Stored data entries
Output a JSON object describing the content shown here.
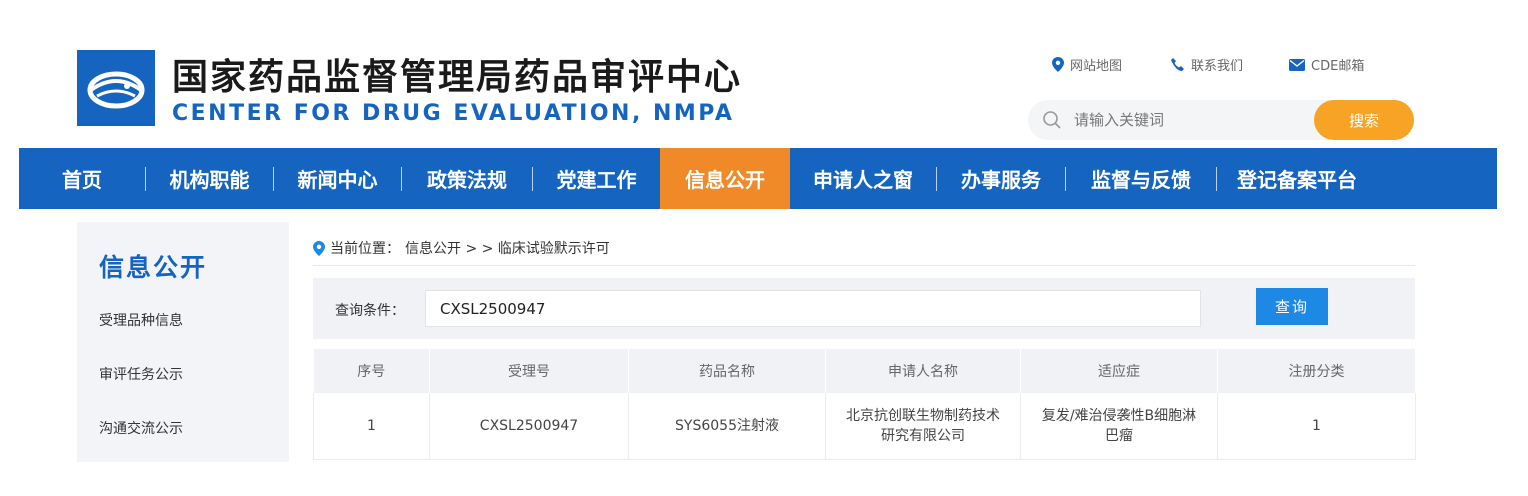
{
  "header": {
    "title_cn": "国家药品监督管理局药品审评中心",
    "title_en": "CENTER FOR DRUG EVALUATION, NMPA",
    "links": [
      {
        "label": "网站地图",
        "icon": "location-pin-icon"
      },
      {
        "label": "联系我们",
        "icon": "phone-icon"
      },
      {
        "label": "CDE邮箱",
        "icon": "mail-icon"
      }
    ],
    "search": {
      "placeholder": "请输入关键词",
      "button": "搜索"
    }
  },
  "nav": {
    "items": [
      {
        "label": "首页"
      },
      {
        "label": "机构职能"
      },
      {
        "label": "新闻中心"
      },
      {
        "label": "政策法规"
      },
      {
        "label": "党建工作"
      },
      {
        "label": "信息公开",
        "active": true
      },
      {
        "label": "申请人之窗"
      },
      {
        "label": "办事服务"
      },
      {
        "label": "监督与反馈"
      },
      {
        "label": "登记备案平台"
      }
    ]
  },
  "sidebar": {
    "title": "信息公开",
    "items": [
      {
        "label": "受理品种信息"
      },
      {
        "label": "审评任务公示"
      },
      {
        "label": "沟通交流公示"
      }
    ]
  },
  "breadcrumb": {
    "prefix": "当前位置：",
    "path": "信息公开 > > 临床试验默示许可"
  },
  "query": {
    "label": "查询条件：",
    "value": "CXSL2500947",
    "button": "查询"
  },
  "table": {
    "headers": [
      "序号",
      "受理号",
      "药品名称",
      "申请人名称",
      "适应症",
      "注册分类"
    ],
    "rows": [
      [
        "1",
        "CXSL2500947",
        "SYS6055注射液",
        "北京抗创联生物制药技术研究有限公司",
        "复发/难治侵袭性B细胞淋巴瘤",
        "1"
      ]
    ]
  },
  "colors": {
    "brand_blue": "#1565c0",
    "nav_active": "#f08a28",
    "search_button": "#f7a325",
    "query_button": "#1e88e5"
  }
}
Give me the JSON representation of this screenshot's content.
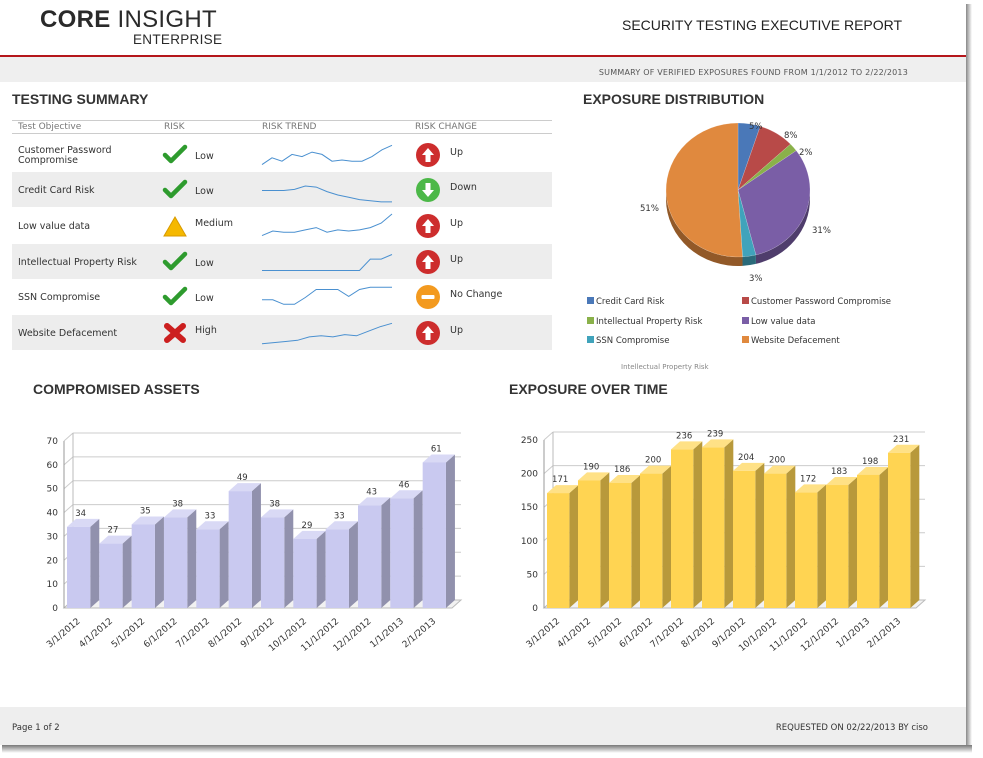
{
  "header": {
    "brand_bold": "CORE",
    "brand_light": "INSIGHT",
    "brand_sub": "ENTERPRISE",
    "title": "SECURITY TESTING EXECUTIVE REPORT",
    "summary_line": "SUMMARY OF VERIFIED EXPOSURES FOUND FROM 1/1/2012 TO 2/22/2013"
  },
  "testing_summary": {
    "title": "TESTING SUMMARY",
    "columns": [
      "Test Objective",
      "RISK",
      "RISK TREND",
      "RISK CHANGE"
    ],
    "rows": [
      {
        "objective": "Customer Password Compromise",
        "risk": "Low",
        "risk_icon": "check-icon",
        "change": "Up",
        "change_icon": "arrow-up-icon",
        "trend": [
          3,
          9,
          6,
          12,
          10,
          14,
          12,
          6,
          7,
          6,
          6,
          10,
          16,
          20
        ]
      },
      {
        "objective": "Credit Card Risk",
        "risk": "Low",
        "risk_icon": "check-icon",
        "change": "Down",
        "change_icon": "arrow-down-icon",
        "trend": [
          11,
          11,
          11,
          12,
          15,
          14,
          10,
          7,
          5,
          3,
          2,
          1,
          1
        ]
      },
      {
        "objective": "Low value data",
        "risk": "Medium",
        "risk_icon": "warning-icon",
        "change": "Up",
        "change_icon": "arrow-up-icon",
        "trend": [
          3,
          7,
          6,
          6,
          8,
          10,
          6,
          8,
          7,
          8,
          10,
          14,
          22
        ]
      },
      {
        "objective": "Intellectual Property Risk",
        "risk": "Low",
        "risk_icon": "check-icon",
        "change": "Up",
        "change_icon": "arrow-up-icon",
        "trend": [
          4,
          4,
          4,
          4,
          4,
          4,
          4,
          4,
          4,
          4,
          14,
          14,
          18
        ]
      },
      {
        "objective": "SSN Compromise",
        "risk": "Low",
        "risk_icon": "check-icon",
        "change": "No Change",
        "change_icon": "minus-icon",
        "trend": [
          9,
          9,
          5,
          5,
          11,
          18,
          18,
          18,
          12,
          18,
          20,
          20,
          20
        ]
      },
      {
        "objective": "Website Defacement",
        "risk": "High",
        "risk_icon": "cross-icon",
        "change": "Up",
        "change_icon": "arrow-up-icon",
        "trend": [
          2,
          3,
          4,
          5,
          8,
          9,
          8,
          10,
          9,
          13,
          17,
          20
        ]
      }
    ]
  },
  "exposure_distribution": {
    "title": "EXPOSURE DISTRIBUTION",
    "caption": "Intellectual Property Risk",
    "legend": [
      {
        "label": "Credit Card Risk",
        "color": "#4a78b8"
      },
      {
        "label": "Customer Password Compromise",
        "color": "#b84a48"
      },
      {
        "label": "Intellectual Property Risk",
        "color": "#8ab14a"
      },
      {
        "label": "Low value data",
        "color": "#7a5ea6"
      },
      {
        "label": "SSN Compromise",
        "color": "#40a3bb"
      },
      {
        "label": "Website Defacement",
        "color": "#e0893e"
      }
    ]
  },
  "compromised_assets": {
    "title": "COMPROMISED ASSETS"
  },
  "exposure_over_time": {
    "title": "EXPOSURE OVER TIME"
  },
  "chart_data": [
    {
      "type": "pie",
      "title": "EXPOSURE DISTRIBUTION",
      "labels": [
        "Credit Card Risk",
        "Customer Password Compromise",
        "Intellectual Property Risk",
        "Low value data",
        "SSN Compromise",
        "Website Defacement"
      ],
      "values": [
        5,
        8,
        2,
        31,
        3,
        51
      ],
      "value_labels": [
        "5%",
        "8%",
        "2%",
        "31%",
        "3%",
        "51%"
      ],
      "colors": [
        "#4a78b8",
        "#b84a48",
        "#8ab14a",
        "#7a5ea6",
        "#40a3bb",
        "#e0893e"
      ],
      "legend": "bottom"
    },
    {
      "type": "bar",
      "title": "COMPROMISED ASSETS",
      "categories": [
        "3/1/2012",
        "4/1/2012",
        "5/1/2012",
        "6/1/2012",
        "7/1/2012",
        "8/1/2012",
        "9/1/2012",
        "10/1/2012",
        "11/1/2012",
        "12/1/2012",
        "1/1/2013",
        "2/1/2013"
      ],
      "values": [
        34,
        27,
        35,
        38,
        33,
        49,
        38,
        29,
        33,
        43,
        46,
        61
      ],
      "ylim": [
        0,
        70
      ],
      "yticks": [
        0,
        10,
        20,
        30,
        40,
        50,
        60,
        70
      ],
      "color": "#c9c9f0",
      "grid": true
    },
    {
      "type": "bar",
      "title": "EXPOSURE OVER TIME",
      "categories": [
        "3/1/2012",
        "4/1/2012",
        "5/1/2012",
        "6/1/2012",
        "7/1/2012",
        "8/1/2012",
        "9/1/2012",
        "10/1/2012",
        "11/1/2012",
        "12/1/2012",
        "1/1/2013",
        "2/1/2013"
      ],
      "values": [
        171,
        190,
        186,
        200,
        236,
        239,
        204,
        200,
        172,
        183,
        198,
        231
      ],
      "ylim": [
        0,
        250
      ],
      "yticks": [
        0,
        50,
        100,
        150,
        200,
        250
      ],
      "color": "#ffd452",
      "grid": true
    }
  ],
  "footer": {
    "page": "Page 1 of 2",
    "requested": "REQUESTED ON 02/22/2013 BY ciso"
  }
}
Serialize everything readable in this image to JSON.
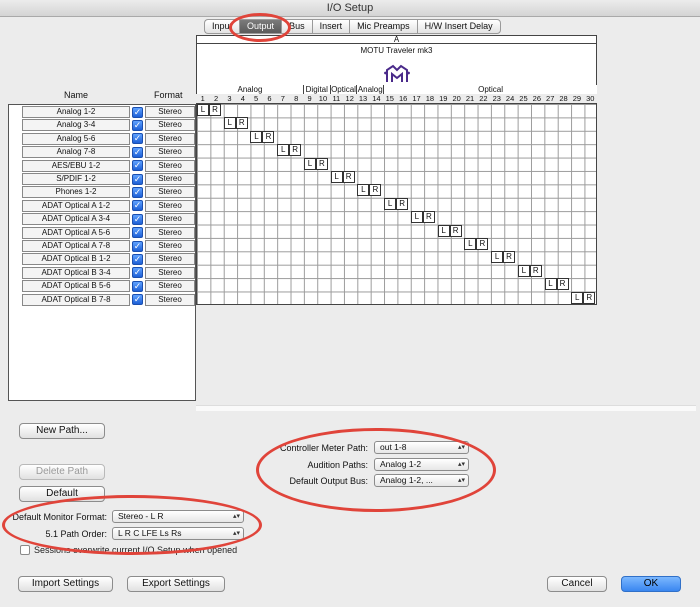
{
  "window": {
    "title": "I/O Setup"
  },
  "tabs": [
    {
      "label": "Input",
      "active": false
    },
    {
      "label": "Output",
      "active": true
    },
    {
      "label": "Bus",
      "active": false
    },
    {
      "label": "Insert",
      "active": false
    },
    {
      "label": "Mic Preamps",
      "active": false
    },
    {
      "label": "H/W Insert Delay",
      "active": false
    }
  ],
  "columns": {
    "name": "Name",
    "format": "Format"
  },
  "device": {
    "section": "A",
    "name": "MOTU Traveler mk3",
    "logo_icon": "motu-logo-icon"
  },
  "groups": [
    {
      "label": "Analog",
      "channels": 8
    },
    {
      "label": "Digital",
      "channels": 2
    },
    {
      "label": "Optical",
      "channels": 2
    },
    {
      "label": "Analog",
      "channels": 2
    },
    {
      "label": "Optical",
      "channels": 16
    }
  ],
  "channel_numbers": [
    "1",
    "2",
    "3",
    "4",
    "5",
    "6",
    "7",
    "8",
    "9",
    "10",
    "11",
    "12",
    "13",
    "14",
    "15",
    "16",
    "17",
    "18",
    "19",
    "20",
    "21",
    "22",
    "23",
    "24",
    "25",
    "26",
    "27",
    "28",
    "29",
    "30"
  ],
  "paths": [
    {
      "name": "Analog 1-2",
      "checked": true,
      "format": "Stereo",
      "l_channel": 1
    },
    {
      "name": "Analog 3-4",
      "checked": true,
      "format": "Stereo",
      "l_channel": 3
    },
    {
      "name": "Analog 5-6",
      "checked": true,
      "format": "Stereo",
      "l_channel": 5
    },
    {
      "name": "Analog 7-8",
      "checked": true,
      "format": "Stereo",
      "l_channel": 7
    },
    {
      "name": "AES/EBU 1-2",
      "checked": true,
      "format": "Stereo",
      "l_channel": 9
    },
    {
      "name": "S/PDIF 1-2",
      "checked": true,
      "format": "Stereo",
      "l_channel": 11
    },
    {
      "name": "Phones 1-2",
      "checked": true,
      "format": "Stereo",
      "l_channel": 13
    },
    {
      "name": "ADAT Optical A 1-2",
      "checked": true,
      "format": "Stereo",
      "l_channel": 15
    },
    {
      "name": "ADAT Optical A 3-4",
      "checked": true,
      "format": "Stereo",
      "l_channel": 17
    },
    {
      "name": "ADAT Optical A 5-6",
      "checked": true,
      "format": "Stereo",
      "l_channel": 19
    },
    {
      "name": "ADAT Optical A 7-8",
      "checked": true,
      "format": "Stereo",
      "l_channel": 21
    },
    {
      "name": "ADAT Optical B 1-2",
      "checked": true,
      "format": "Stereo",
      "l_channel": 23
    },
    {
      "name": "ADAT Optical B 3-4",
      "checked": true,
      "format": "Stereo",
      "l_channel": 25
    },
    {
      "name": "ADAT Optical B 5-6",
      "checked": true,
      "format": "Stereo",
      "l_channel": 27
    },
    {
      "name": "ADAT Optical B 7-8",
      "checked": true,
      "format": "Stereo",
      "l_channel": 29
    }
  ],
  "assign_labels": {
    "left": "L",
    "right": "R"
  },
  "buttons": {
    "new_path": "New Path...",
    "delete_path": "Delete Path",
    "default": "Default",
    "import": "Import Settings",
    "export": "Export Settings",
    "cancel": "Cancel",
    "ok": "OK"
  },
  "settings": {
    "default_monitor_format_label": "Default Monitor Format:",
    "default_monitor_format_value": "Stereo - L R",
    "path_order_label": "5.1 Path Order:",
    "path_order_value": "L R C LFE Ls Rs",
    "sessions_overwrite_label": "Sessions overwrite current I/O Setup when opened",
    "sessions_overwrite_checked": false,
    "controller_meter_label": "Controller Meter Path:",
    "controller_meter_value": "out 1-8",
    "audition_label": "Audition Paths:",
    "audition_value": "Analog 1-2",
    "default_output_label": "Default Output Bus:",
    "default_output_value": "Analog 1-2, ..."
  },
  "annotation_color": "#e0443a"
}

- [WRITTEN TASK]
Pull every line containing the word "Intellectual" out of the entries above.

- [OUTPUT FOR THIS EXERCISE]
        "objective": "Intellectual Property Risk",
    "caption": "Intellectual Property Risk",
        "label": "Intellectual Property Risk",
        "Intellectual Property Risk",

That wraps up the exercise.